• **Instruction**
Copy the data exactly; pictures stay out of the copy.

• **Source records**
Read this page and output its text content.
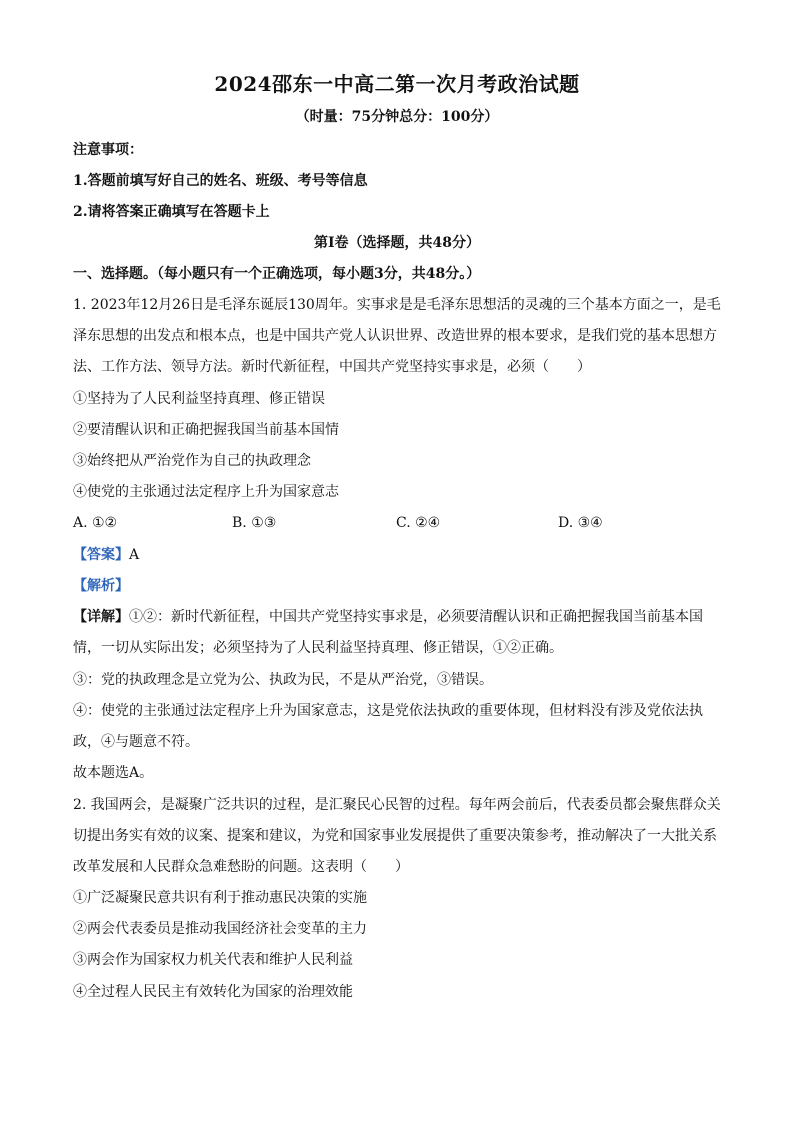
2024邵东一中高二第一次月考政治试题
（时量：75分钟总分：100分）
注意事项：
1.答题前填写好自己的姓名、班级、考号等信息
2.请将答案正确填写在答题卡上
第Ⅰ卷（选择题，共48分）
一、选择题。（每小题只有一个正确选项，每小题3分，共48分。）
1. 2023年12月26日是毛泽东诞辰130周年。实事求是是毛泽东思想活的灵魂的三个基本方面之一，是毛
泽东思想的出发点和根本点，也是中国共产党人认识世界、改造世界的根本要求，是我们党的基本思想方
法、工作方法、领导方法。新时代新征程，中国共产党坚持实事求是，必须（　　）
①坚持为了人民利益坚持真理、修正错误
②要清醒认识和正确把握我国当前基本国情
③始终把从严治党作为自己的执政理念
④使党的主张通过法定程序上升为国家意志
A. ①②	B. ①③	C. ②④	D. ③④
【答案】A
【解析】
【详解】①②：新时代新征程，中国共产党坚持实事求是，必须要清醒认识和正确把握我国当前基本国
情，一切从实际出发；必须坚持为了人民利益坚持真理、修正错误，①②正确。
③：党的执政理念是立党为公、执政为民，不是从严治党，③错误。
④：使党的主张通过法定程序上升为国家意志，这是党依法执政的重要体现，但材料没有涉及党依法执
政，④与题意不符。
故本题选A。
2. 我国两会，是凝聚广泛共识的过程，是汇聚民心民智的过程。每年两会前后，代表委员都会聚焦群众关
切提出务实有效的议案、提案和建议，为党和国家事业发展提供了重要决策参考，推动解决了一大批关系
改革发展和人民群众急难愁盼的问题。这表明（　　）
①广泛凝聚民意共识有利于推动惠民决策的实施
②两会代表委员是推动我国经济社会变革的主力
③两会作为国家权力机关代表和维护人民利益
④全过程人民民主有效转化为国家的治理效能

• **Result below**
Read this page and output its text content.
2024邵东一中高二第一次月考政治试题
（时量：75分钟总分：100分）
注意事项：
1.答题前填写好自己的姓名、班级、考号等信息
2.请将答案正确填写在答题卡上
第Ⅰ卷（选择题，共48分）
一、选择题。（每小题只有一个正确选项，每小题3分，共48分。）
1. 2023年12月26日是毛泽东诞辰130周年。实事求是是毛泽东思想活的灵魂的三个基本方面之一，是毛
泽东思想的出发点和根本点，也是中国共产党人认识世界、改造世界的根本要求，是我们党的基本思想方
法、工作方法、领导方法。新时代新征程，中国共产党坚持实事求是，必须（　　）
①坚持为了人民利益坚持真理、修正错误
②要清醒认识和正确把握我国当前基本国情
③始终把从严治党作为自己的执政理念
④使党的主张通过法定程序上升为国家意志
A. ①②	B. ①③	C. ②④	D. ③④
【答案】A
【解析】
【详解】①②：新时代新征程，中国共产党坚持实事求是，必须要清醒认识和正确把握我国当前基本国
情，一切从实际出发；必须坚持为了人民利益坚持真理、修正错误，①②正确。
③：党的执政理念是立党为公、执政为民，不是从严治党，③错误。
④：使党的主张通过法定程序上升为国家意志，这是党依法执政的重要体现，但材料没有涉及党依法执
政，④与题意不符。
故本题选A。
2. 我国两会，是凝聚广泛共识的过程，是汇聚民心民智的过程。每年两会前后，代表委员都会聚焦群众关
切提出务实有效的议案、提案和建议，为党和国家事业发展提供了重要决策参考，推动解决了一大批关系
改革发展和人民群众急难愁盼的问题。这表明（　　）
①广泛凝聚民意共识有利于推动惠民决策的实施
②两会代表委员是推动我国经济社会变革的主力
③两会作为国家权力机关代表和维护人民利益
④全过程人民民主有效转化为国家的治理效能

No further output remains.